Give the material once more, word for word, without any images.

Dataset items
>>

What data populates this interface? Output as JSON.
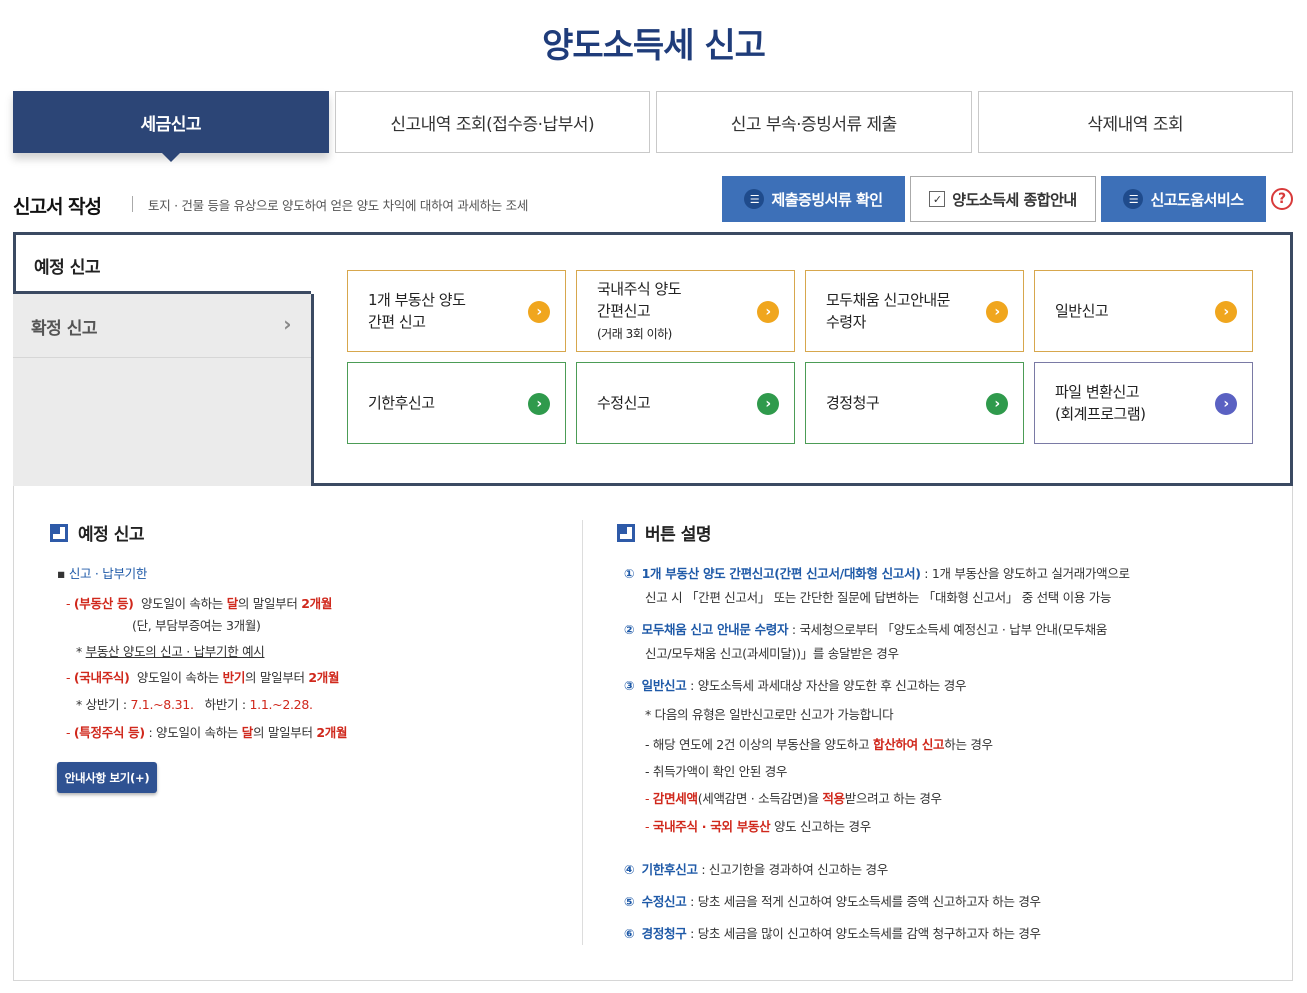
{
  "title": "양도소득세 신고",
  "tabs": [
    "세금신고",
    "신고내역 조회(접수증·납부서)",
    "신고 부속·증빙서류 제출",
    "삭제내역 조회"
  ],
  "subheader": {
    "title": "신고서 작성",
    "description": "토지 · 건물 등을 유상으로 양도하여 얻은 양도 차익에 대하여 과세하는 조세",
    "buttons": [
      "제출증빙서류 확인",
      "양도소득세 종합안내",
      "신고도움서비스"
    ],
    "help": "?"
  },
  "sidebar": {
    "active": "예정 신고",
    "items": [
      "확정 신고"
    ]
  },
  "report_buttons": [
    {
      "l1": "1개 부동산 양도",
      "l2": "간편 신고",
      "l3": ""
    },
    {
      "l1": "국내주식 양도",
      "l2": "간편신고",
      "l3": "(거래 3회 이하)"
    },
    {
      "l1": "모두채움 신고안내문",
      "l2": "수령자",
      "l3": ""
    },
    {
      "l1": "일반신고",
      "l2": "",
      "l3": ""
    },
    {
      "l1": "기한후신고",
      "l2": "",
      "l3": ""
    },
    {
      "l1": "수정신고",
      "l2": "",
      "l3": ""
    },
    {
      "l1": "경정청구",
      "l2": "",
      "l3": ""
    },
    {
      "l1": "파일 변환신고",
      "l2": "(회계프로그램)",
      "l3": ""
    }
  ],
  "left_info": {
    "heading": "예정 신고",
    "deadline_label": "신고 · 납부기한",
    "realestate_tag": "(부동산  등)",
    "realestate_a": "양도일이 속하는 ",
    "realestate_b": "달",
    "realestate_c": "의 말일부터 ",
    "realestate_d": "2개월",
    "realestate_note": "(단, 부담부증여는 3개월)",
    "example": "부동산 양도의 신고 · 납부기한 예시",
    "stock_tag": "(국내주식)",
    "stock_a": "양도일이 속하는 ",
    "stock_b": "반기",
    "stock_c": "의 말일부터 ",
    "stock_d": "2개월",
    "half_first_label": "상반기 : ",
    "half_first": "7.1.~8.31.",
    "half_second_label": "하반기 : ",
    "half_second": "1.1.~2.28.",
    "special_tag": "(특정주식 등)",
    "special_a": " : 양도일이 속하는 ",
    "special_b": "달",
    "special_c": "의 말일부터 ",
    "special_d": "2개월",
    "guide_button": "안내사항 보기(+)"
  },
  "right_info": {
    "heading": "버튼 설명",
    "i1_num": "①",
    "i1_title": "1개 부동산 양도 간편신고(간편 신고서/대화형 신고서)",
    "i1_text": " : 1개 부동산을 양도하고 실거래가액으로",
    "i1_text2": "신고 시 「간편 신고서」 또는 간단한 질문에 답변하는 「대화형 신고서」 중 선택 이용 가능",
    "i2_num": "②",
    "i2_title": "모두채움 신고 안내문 수령자",
    "i2_text": " : 국세청으로부터 「양도소득세 예정신고 · 납부 안내(모두채움",
    "i2_text2": "신고/모두채움 신고(과세미달))」를 송달받은 경우",
    "i3_num": "③",
    "i3_title": "일반신고",
    "i3_text": " : 양도소득세 과세대상 자산을 양도한 후 신고하는 경우",
    "i3_note": "* 다음의 유형은 일반신고로만 신고가 가능합니다",
    "i3_s1a": "해당 연도에 2건 이상의 부동산을 양도하고 ",
    "i3_s1b": "합산하여 신고",
    "i3_s1c": "하는 경우",
    "i3_s2": "취득가액이 확인 안된 경우",
    "i3_s3a": "감면세액",
    "i3_s3b": "(세액감면 · 소득감면)을 ",
    "i3_s3c": "적용",
    "i3_s3d": "받으려고 하는 경우",
    "i3_s4a": "국내주식 · 국외 부동산",
    "i3_s4b": " 양도 신고하는 경우",
    "i4_num": "④",
    "i4_title": "기한후신고",
    "i4_text": " : 신고기한을 경과하여 신고하는 경우",
    "i5_num": "⑤",
    "i5_title": "수정신고",
    "i5_text": " : 당초 세금을 적게 신고하여 양도소득세를 증액 신고하고자 하는 경우",
    "i6_num": "⑥",
    "i6_title": "경정청구",
    "i6_text": " : 당초 세금을 많이 신고하여 양도소득세를 감액 청구하고자 하는 경우"
  },
  "colors": {
    "title": "#1f3c7a",
    "active_tab": "#2c4576",
    "blue_button": "#3d70b8",
    "accent_red": "#d0281c",
    "accent_blue": "#1f5aa8"
  }
}
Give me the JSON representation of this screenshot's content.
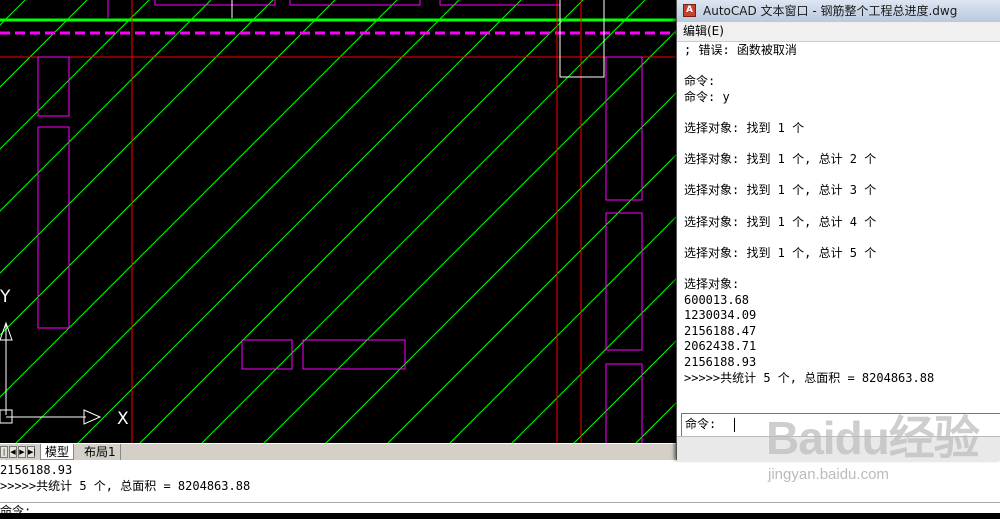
{
  "drawing": {
    "ucs_y_label": "Y",
    "ucs_x_label": "X",
    "colors": {
      "hatch": "#00ff00",
      "magenta": "#ff00ff",
      "red": "#ff0000",
      "white": "#ffffff",
      "background": "#000000"
    }
  },
  "layout_tabs": {
    "nav_buttons": [
      "|◀",
      "◀",
      "▶",
      "▶|"
    ],
    "tabs": [
      {
        "label": "模型",
        "active": true
      },
      {
        "label": "布局1",
        "active": false
      }
    ]
  },
  "command_line": {
    "lines": [
      "2156188.93",
      ">>>>>共统计 5 个, 总面积 = 8204863.88",
      "命令:"
    ]
  },
  "text_window": {
    "title": "AutoCAD 文本窗口 - 钢筋整个工程总进度.dwg",
    "app_icon": "autocad-icon",
    "menu": "编辑(E)",
    "lines": [
      "; 错误: 函数被取消",
      "",
      "命令:",
      "命令: y",
      "",
      "选择对象: 找到 1 个",
      "",
      "选择对象: 找到 1 个, 总计 2 个",
      "",
      "选择对象: 找到 1 个, 总计 3 个",
      "",
      "选择对象: 找到 1 个, 总计 4 个",
      "",
      "选择对象: 找到 1 个, 总计 5 个",
      "",
      "选择对象:",
      "600013.68",
      "1230034.09",
      "2156188.47",
      "2062438.71",
      "2156188.93",
      ">>>>>共统计 5 个, 总面积 = 8204863.88"
    ],
    "command_prompt": "命令:"
  },
  "watermark": {
    "logo": "Baidu经验",
    "url": "jingyan.baidu.com"
  }
}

<<

▶ **Right answer**:
What data populates this interface? Output as JSON.
{
  "title": "양도소득세 신고",
  "tabs": [
    "세금신고",
    "신고내역 조회(접수증·납부서)",
    "신고 부속·증빙서류 제출",
    "삭제내역 조회"
  ],
  "subheader": {
    "title": "신고서 작성",
    "description": "토지 · 건물 등을 유상으로 양도하여 얻은 양도 차익에 대하여 과세하는 조세",
    "buttons": [
      "제출증빙서류 확인",
      "양도소득세 종합안내",
      "신고도움서비스"
    ],
    "help": "?"
  },
  "sidebar": {
    "active": "예정 신고",
    "items": [
      "확정 신고"
    ]
  },
  "report_buttons": [
    {
      "l1": "1개 부동산 양도",
      "l2": "간편 신고",
      "l3": ""
    },
    {
      "l1": "국내주식 양도",
      "l2": "간편신고",
      "l3": "(거래 3회 이하)"
    },
    {
      "l1": "모두채움 신고안내문",
      "l2": "수령자",
      "l3": ""
    },
    {
      "l1": "일반신고",
      "l2": "",
      "l3": ""
    },
    {
      "l1": "기한후신고",
      "l2": "",
      "l3": ""
    },
    {
      "l1": "수정신고",
      "l2": "",
      "l3": ""
    },
    {
      "l1": "경정청구",
      "l2": "",
      "l3": ""
    },
    {
      "l1": "파일 변환신고",
      "l2": "(회계프로그램)",
      "l3": ""
    }
  ],
  "left_info": {
    "heading": "예정 신고",
    "deadline_label": "신고 · 납부기한",
    "realestate_tag": "(부동산  등)",
    "realestate_a": "양도일이 속하는 ",
    "realestate_b": "달",
    "realestate_c": "의 말일부터 ",
    "realestate_d": "2개월",
    "realestate_note": "(단, 부담부증여는 3개월)",
    "example": "부동산 양도의 신고 · 납부기한 예시",
    "stock_tag": "(국내주식)",
    "stock_a": "양도일이 속하는 ",
    "stock_b": "반기",
    "stock_c": "의 말일부터 ",
    "stock_d": "2개월",
    "half_first_label": "상반기 : ",
    "half_first": "7.1.~8.31.",
    "half_second_label": "하반기 : ",
    "half_second": "1.1.~2.28.",
    "special_tag": "(특정주식 등)",
    "special_a": " : 양도일이 속하는 ",
    "special_b": "달",
    "special_c": "의 말일부터 ",
    "special_d": "2개월",
    "guide_button": "안내사항 보기(+)"
  },
  "right_info": {
    "heading": "버튼 설명",
    "i1_num": "①",
    "i1_title": "1개 부동산 양도 간편신고(간편 신고서/대화형 신고서)",
    "i1_text": " : 1개 부동산을 양도하고 실거래가액으로",
    "i1_text2": "신고 시 「간편 신고서」 또는 간단한 질문에 답변하는 「대화형 신고서」 중 선택 이용 가능",
    "i2_num": "②",
    "i2_title": "모두채움 신고 안내문 수령자",
    "i2_text": " : 국세청으로부터 「양도소득세 예정신고 · 납부 안내(모두채움",
    "i2_text2": "신고/모두채움 신고(과세미달))」를 송달받은 경우",
    "i3_num": "③",
    "i3_title": "일반신고",
    "i3_text": " : 양도소득세 과세대상 자산을 양도한 후 신고하는 경우",
    "i3_note": "* 다음의 유형은 일반신고로만 신고가 가능합니다",
    "i3_s1a": "해당 연도에 2건 이상의 부동산을 양도하고 ",
    "i3_s1b": "합산하여 신고",
    "i3_s1c": "하는 경우",
    "i3_s2": "취득가액이 확인 안된 경우",
    "i3_s3a": "감면세액",
    "i3_s3b": "(세액감면 · 소득감면)을 ",
    "i3_s3c": "적용",
    "i3_s3d": "받으려고 하는 경우",
    "i3_s4a": "국내주식 · 국외 부동산",
    "i3_s4b": " 양도 신고하는 경우",
    "i4_num": "④",
    "i4_title": "기한후신고",
    "i4_text": " : 신고기한을 경과하여 신고하는 경우",
    "i5_num": "⑤",
    "i5_title": "수정신고",
    "i5_text": " : 당초 세금을 적게 신고하여 양도소득세를 증액 신고하고자 하는 경우",
    "i6_num": "⑥",
    "i6_title": "경정청구",
    "i6_text": " : 당초 세금을 많이 신고하여 양도소득세를 감액 청구하고자 하는 경우"
  },
  "colors": {
    "title": "#1f3c7a",
    "active_tab": "#2c4576",
    "blue_button": "#3d70b8",
    "accent_red": "#d0281c",
    "accent_blue": "#1f5aa8"
  }
}
Give me the JSON representation of this screenshot's content.
{
  "drawing": {
    "ucs_y_label": "Y",
    "ucs_x_label": "X",
    "colors": {
      "hatch": "#00ff00",
      "magenta": "#ff00ff",
      "red": "#ff0000",
      "white": "#ffffff",
      "background": "#000000"
    }
  },
  "layout_tabs": {
    "nav_buttons": [
      "|◀",
      "◀",
      "▶",
      "▶|"
    ],
    "tabs": [
      {
        "label": "模型",
        "active": true
      },
      {
        "label": "布局1",
        "active": false
      }
    ]
  },
  "command_line": {
    "lines": [
      "2156188.93",
      ">>>>>共统计 5 个, 总面积 = 8204863.88",
      "命令:"
    ]
  },
  "text_window": {
    "title": "AutoCAD 文本窗口 - 钢筋整个工程总进度.dwg",
    "app_icon": "autocad-icon",
    "menu": "编辑(E)",
    "lines": [
      "; 错误: 函数被取消",
      "",
      "命令:",
      "命令: y",
      "",
      "选择对象: 找到 1 个",
      "",
      "选择对象: 找到 1 个, 总计 2 个",
      "",
      "选择对象: 找到 1 个, 总计 3 个",
      "",
      "选择对象: 找到 1 个, 总计 4 个",
      "",
      "选择对象: 找到 1 个, 总计 5 个",
      "",
      "选择对象:",
      "600013.68",
      "1230034.09",
      "2156188.47",
      "2062438.71",
      "2156188.93",
      ">>>>>共统计 5 个, 总面积 = 8204863.88"
    ],
    "command_prompt": "命令:"
  },
  "watermark": {
    "logo": "Baidu经验",
    "url": "jingyan.baidu.com"
  }
}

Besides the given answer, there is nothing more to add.